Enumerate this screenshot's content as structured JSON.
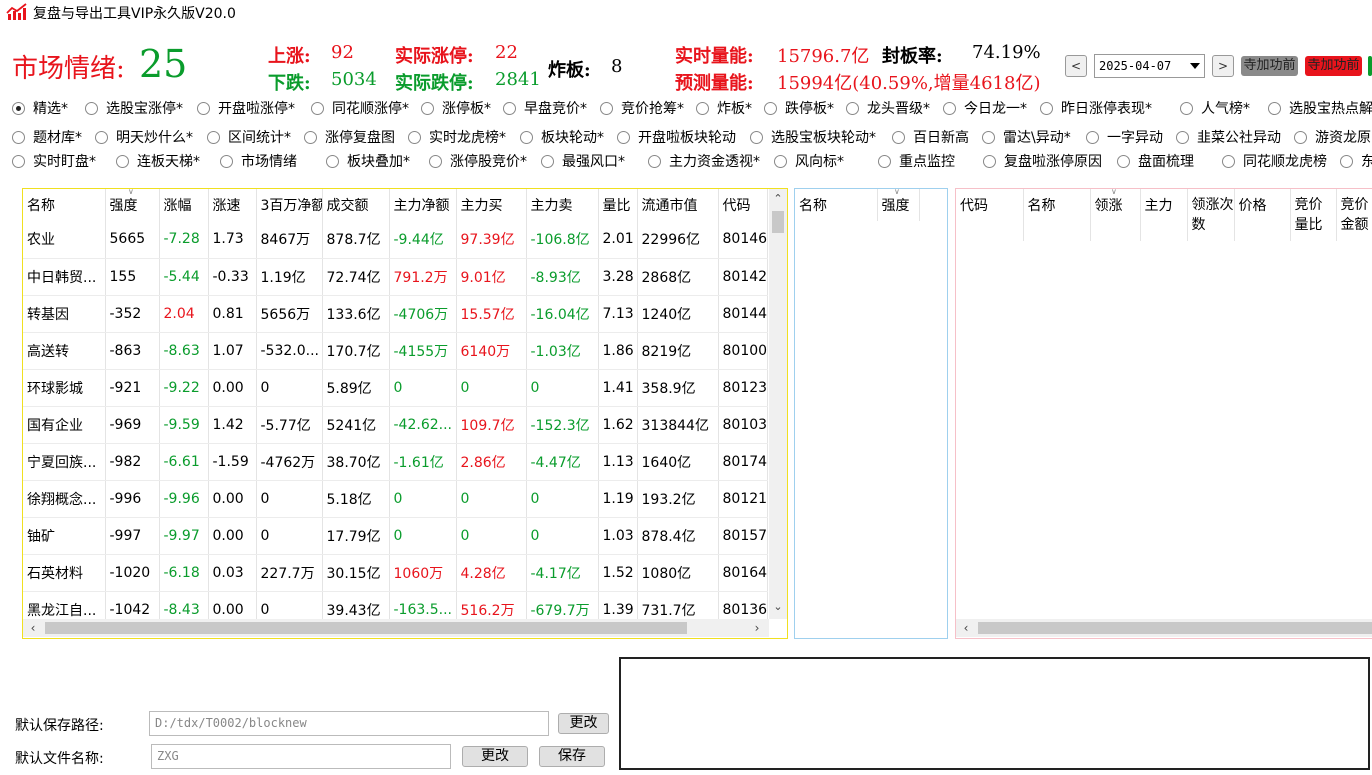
{
  "app": {
    "title": "复盘与导出工具VIP永久版V20.0"
  },
  "sentiment": {
    "label": "市场情绪:",
    "value": "25",
    "up_label": "上涨:",
    "up_value": "92",
    "down_label": "下跌:",
    "down_value": "5034",
    "limit_up_label": "实际涨停:",
    "limit_up_value": "22",
    "limit_down_label": "实际跌停:",
    "limit_down_value": "2841",
    "blown_label": "炸板:",
    "blown_value": "8",
    "volume_label": "实时量能:",
    "volume_value": "15796.7亿",
    "seal_label": "封板率:",
    "seal_value": "74.19%",
    "forecast_label": "预测量能:",
    "forecast_value": "15994亿(40.59%,增量4618亿)"
  },
  "toolbar": {
    "prev_label": "<",
    "date": "2025-04-07",
    "next_label": ">",
    "btn1_label": "寺加功前",
    "btn2_label": "寺加功前"
  },
  "tabs": {
    "row1": [
      "精选*",
      "选股宝涨停*",
      "开盘啦涨停*",
      "同花顺涨停*",
      "涨停板*",
      "早盘竞价*",
      "竞价抢筹*",
      "炸板*",
      "跌停板*",
      "龙头晋级*",
      "今日龙一*",
      "昨日涨停表现*",
      "人气榜*",
      "选股宝热点解"
    ],
    "row2": [
      "题材库*",
      "明天炒什么*",
      "区间统计*",
      "涨停复盘图",
      "实时龙虎榜*",
      "板块轮动*",
      "开盘啦板块轮动",
      "选股宝板块轮动*",
      "百日新高",
      "雷达\\异动*",
      "一字异动",
      "韭菜公社异动",
      "游资龙原"
    ],
    "row3": [
      "实时盯盘*",
      "连板天梯*",
      "市场情绪",
      "板块叠加*",
      "涨停股竞价*",
      "最强风口*",
      "主力资金透视*",
      "风向标*",
      "重点监控",
      "复盘啦涨停原因",
      "盘面梳理",
      "同花顺龙虎榜",
      "东"
    ]
  },
  "main_table": {
    "columns": [
      "名称",
      "强度",
      "涨幅",
      "涨速",
      "3百万净额",
      "成交额",
      "主力净额",
      "主力买",
      "主力卖",
      "量比",
      "流通市值",
      "代码"
    ],
    "rows": [
      [
        "农业",
        "5665",
        "-7.28",
        "1.73",
        "8467万",
        "878.7亿",
        "-9.44亿",
        "97.39亿",
        "-106.8亿",
        "2.01",
        "22996亿",
        "80146"
      ],
      [
        "中日韩贸...",
        "155",
        "-5.44",
        "-0.33",
        "1.19亿",
        "72.74亿",
        "791.2万",
        "9.01亿",
        "-8.93亿",
        "3.28",
        "2868亿",
        "80142"
      ],
      [
        "转基因",
        "-352",
        "2.04",
        "0.81",
        "5656万",
        "133.6亿",
        "-4706万",
        "15.57亿",
        "-16.04亿",
        "7.13",
        "1240亿",
        "80144"
      ],
      [
        "高送转",
        "-863",
        "-8.63",
        "1.07",
        "-532.0...",
        "170.7亿",
        "-4155万",
        "6140万",
        "-1.03亿",
        "1.86",
        "8219亿",
        "80100"
      ],
      [
        "环球影城",
        "-921",
        "-9.22",
        "0.00",
        "0",
        "5.89亿",
        "0",
        "0",
        "0",
        "1.41",
        "358.9亿",
        "80123"
      ],
      [
        "国有企业",
        "-969",
        "-9.59",
        "1.42",
        "-5.77亿",
        "5241亿",
        "-42.62...",
        "109.7亿",
        "-152.3亿",
        "1.62",
        "313844亿",
        "80103"
      ],
      [
        "宁夏回族...",
        "-982",
        "-6.61",
        "-1.59",
        "-4762万",
        "38.70亿",
        "-1.61亿",
        "2.86亿",
        "-4.47亿",
        "1.13",
        "1640亿",
        "80174"
      ],
      [
        "徐翔概念...",
        "-996",
        "-9.96",
        "0.00",
        "0",
        "5.18亿",
        "0",
        "0",
        "0",
        "1.19",
        "193.2亿",
        "80121"
      ],
      [
        "铀矿",
        "-997",
        "-9.97",
        "0.00",
        "0",
        "17.79亿",
        "0",
        "0",
        "0",
        "1.03",
        "878.4亿",
        "80157"
      ],
      [
        "石英材料",
        "-1020",
        "-6.18",
        "0.03",
        "227.7万",
        "30.15亿",
        "1060万",
        "4.28亿",
        "-4.17亿",
        "1.52",
        "1080亿",
        "80164"
      ],
      [
        "黑龙江自...",
        "-1042",
        "-8.43",
        "0.00",
        "0",
        "39.43亿",
        "-163.5...",
        "516.2万",
        "-679.7万",
        "1.39",
        "731.7亿",
        "80136"
      ]
    ]
  },
  "mid_table": {
    "columns": [
      "名称",
      "强度"
    ]
  },
  "right_table": {
    "columns": [
      "代码",
      "名称",
      "领涨",
      "主力",
      "领涨次数",
      "价格",
      "竞价量比",
      "竞价金额"
    ]
  },
  "footer": {
    "path_label": "默认保存路径:",
    "path_value": "D:/tdx/T0002/blocknew",
    "change1_label": "更改",
    "file_label": "默认文件名称:",
    "file_value": "ZXG",
    "change2_label": "更改",
    "save_label": "保存"
  },
  "colors": {
    "up": "#e8141c",
    "down": "#0a9c2c",
    "accent_panel": "#f0e020",
    "blue_panel": "#9fd0ee",
    "pink_panel": "#f6c0c8"
  }
}
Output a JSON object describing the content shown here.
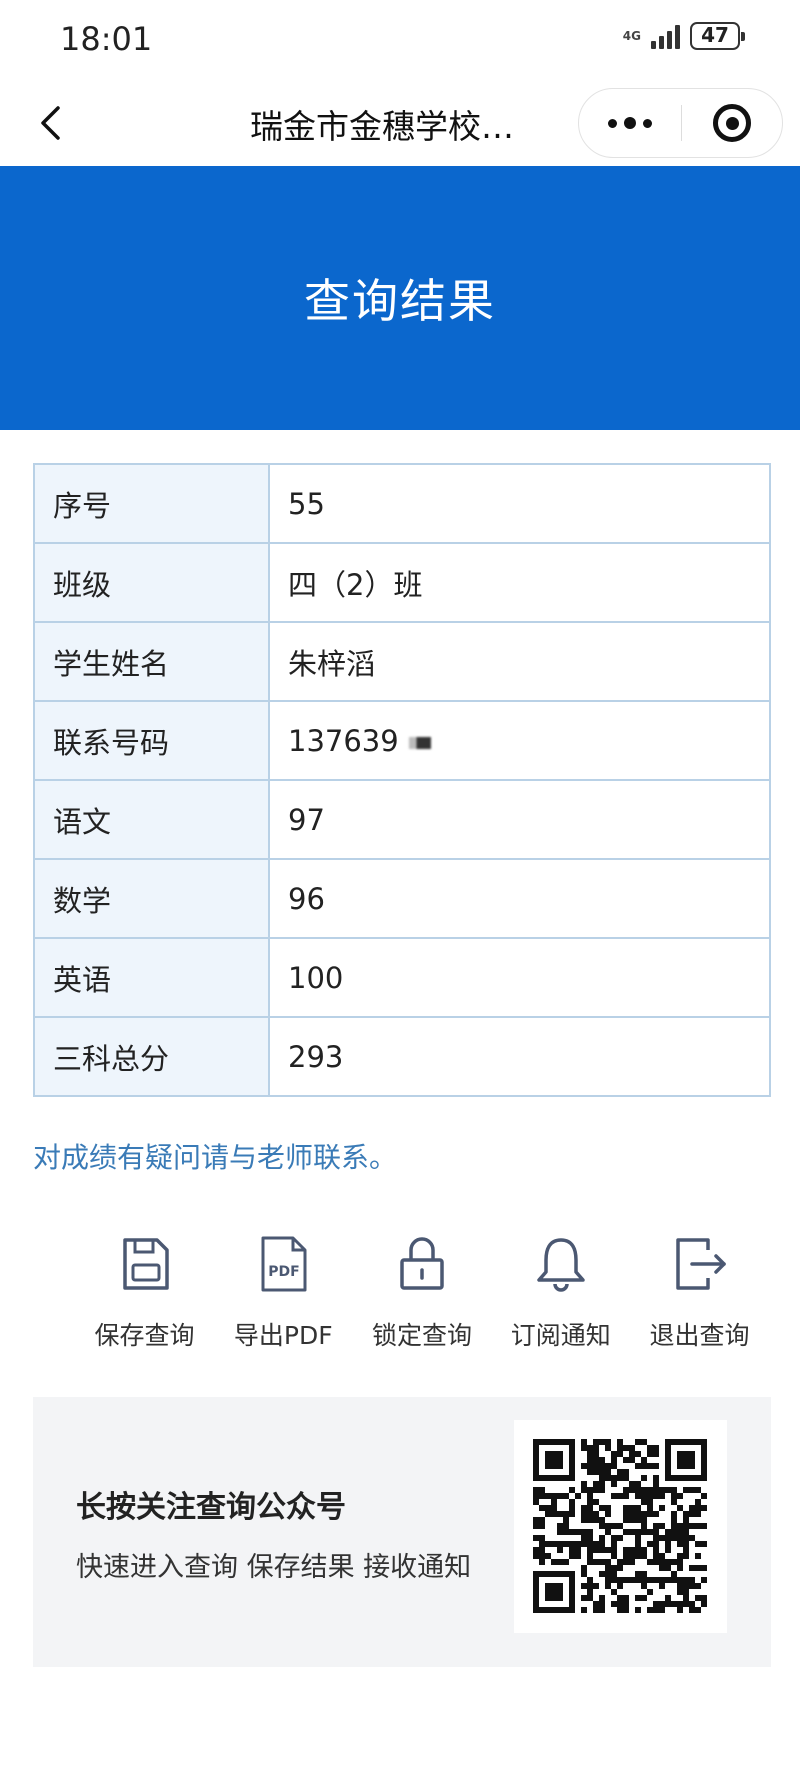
* * * *
§ EXERCISE BRIEF
Omit pictures; set down the rest of the material word for word.

§ WRITTEN ANSWER
Enumerate this screenshot's content as structured JSON.
{
  "app": {
    "title": "复盘与导出工具VIP永久版V20.0"
  },
  "sentiment": {
    "label": "市场情绪:",
    "value": "25",
    "up_label": "上涨:",
    "up_value": "92",
    "down_label": "下跌:",
    "down_value": "5034",
    "limit_up_label": "实际涨停:",
    "limit_up_value": "22",
    "limit_down_label": "实际跌停:",
    "limit_down_value": "2841",
    "blown_label": "炸板:",
    "blown_value": "8",
    "volume_label": "实时量能:",
    "volume_value": "15796.7亿",
    "seal_label": "封板率:",
    "seal_value": "74.19%",
    "forecast_label": "预测量能:",
    "forecast_value": "15994亿(40.59%,增量4618亿)"
  },
  "toolbar": {
    "prev_label": "<",
    "date": "2025-04-07",
    "next_label": ">",
    "btn1_label": "寺加功前",
    "btn2_label": "寺加功前"
  },
  "tabs": {
    "row1": [
      "精选*",
      "选股宝涨停*",
      "开盘啦涨停*",
      "同花顺涨停*",
      "涨停板*",
      "早盘竞价*",
      "竞价抢筹*",
      "炸板*",
      "跌停板*",
      "龙头晋级*",
      "今日龙一*",
      "昨日涨停表现*",
      "人气榜*",
      "选股宝热点解"
    ],
    "row2": [
      "题材库*",
      "明天炒什么*",
      "区间统计*",
      "涨停复盘图",
      "实时龙虎榜*",
      "板块轮动*",
      "开盘啦板块轮动",
      "选股宝板块轮动*",
      "百日新高",
      "雷达\\异动*",
      "一字异动",
      "韭菜公社异动",
      "游资龙原"
    ],
    "row3": [
      "实时盯盘*",
      "连板天梯*",
      "市场情绪",
      "板块叠加*",
      "涨停股竞价*",
      "最强风口*",
      "主力资金透视*",
      "风向标*",
      "重点监控",
      "复盘啦涨停原因",
      "盘面梳理",
      "同花顺龙虎榜",
      "东"
    ]
  },
  "main_table": {
    "columns": [
      "名称",
      "强度",
      "涨幅",
      "涨速",
      "3百万净额",
      "成交额",
      "主力净额",
      "主力买",
      "主力卖",
      "量比",
      "流通市值",
      "代码"
    ],
    "rows": [
      [
        "农业",
        "5665",
        "-7.28",
        "1.73",
        "8467万",
        "878.7亿",
        "-9.44亿",
        "97.39亿",
        "-106.8亿",
        "2.01",
        "22996亿",
        "80146"
      ],
      [
        "中日韩贸...",
        "155",
        "-5.44",
        "-0.33",
        "1.19亿",
        "72.74亿",
        "791.2万",
        "9.01亿",
        "-8.93亿",
        "3.28",
        "2868亿",
        "80142"
      ],
      [
        "转基因",
        "-352",
        "2.04",
        "0.81",
        "5656万",
        "133.6亿",
        "-4706万",
        "15.57亿",
        "-16.04亿",
        "7.13",
        "1240亿",
        "80144"
      ],
      [
        "高送转",
        "-863",
        "-8.63",
        "1.07",
        "-532.0...",
        "170.7亿",
        "-4155万",
        "6140万",
        "-1.03亿",
        "1.86",
        "8219亿",
        "80100"
      ],
      [
        "环球影城",
        "-921",
        "-9.22",
        "0.00",
        "0",
        "5.89亿",
        "0",
        "0",
        "0",
        "1.41",
        "358.9亿",
        "80123"
      ],
      [
        "国有企业",
        "-969",
        "-9.59",
        "1.42",
        "-5.77亿",
        "5241亿",
        "-42.62...",
        "109.7亿",
        "-152.3亿",
        "1.62",
        "313844亿",
        "80103"
      ],
      [
        "宁夏回族...",
        "-982",
        "-6.61",
        "-1.59",
        "-4762万",
        "38.70亿",
        "-1.61亿",
        "2.86亿",
        "-4.47亿",
        "1.13",
        "1640亿",
        "80174"
      ],
      [
        "徐翔概念...",
        "-996",
        "-9.96",
        "0.00",
        "0",
        "5.18亿",
        "0",
        "0",
        "0",
        "1.19",
        "193.2亿",
        "80121"
      ],
      [
        "铀矿",
        "-997",
        "-9.97",
        "0.00",
        "0",
        "17.79亿",
        "0",
        "0",
        "0",
        "1.03",
        "878.4亿",
        "80157"
      ],
      [
        "石英材料",
        "-1020",
        "-6.18",
        "0.03",
        "227.7万",
        "30.15亿",
        "1060万",
        "4.28亿",
        "-4.17亿",
        "1.52",
        "1080亿",
        "80164"
      ],
      [
        "黑龙江自...",
        "-1042",
        "-8.43",
        "0.00",
        "0",
        "39.43亿",
        "-163.5...",
        "516.2万",
        "-679.7万",
        "1.39",
        "731.7亿",
        "80136"
      ]
    ]
  },
  "mid_table": {
    "columns": [
      "名称",
      "强度"
    ]
  },
  "right_table": {
    "columns": [
      "代码",
      "名称",
      "领涨",
      "主力",
      "领涨次数",
      "价格",
      "竞价量比",
      "竞价金额"
    ]
  },
  "footer": {
    "path_label": "默认保存路径:",
    "path_value": "D:/tdx/T0002/blocknew",
    "change1_label": "更改",
    "file_label": "默认文件名称:",
    "file_value": "ZXG",
    "change2_label": "更改",
    "save_label": "保存"
  },
  "colors": {
    "up": "#e8141c",
    "down": "#0a9c2c",
    "accent_panel": "#f0e020",
    "blue_panel": "#9fd0ee",
    "pink_panel": "#f6c0c8"
  }
}
Output a JSON object describing the content shown here.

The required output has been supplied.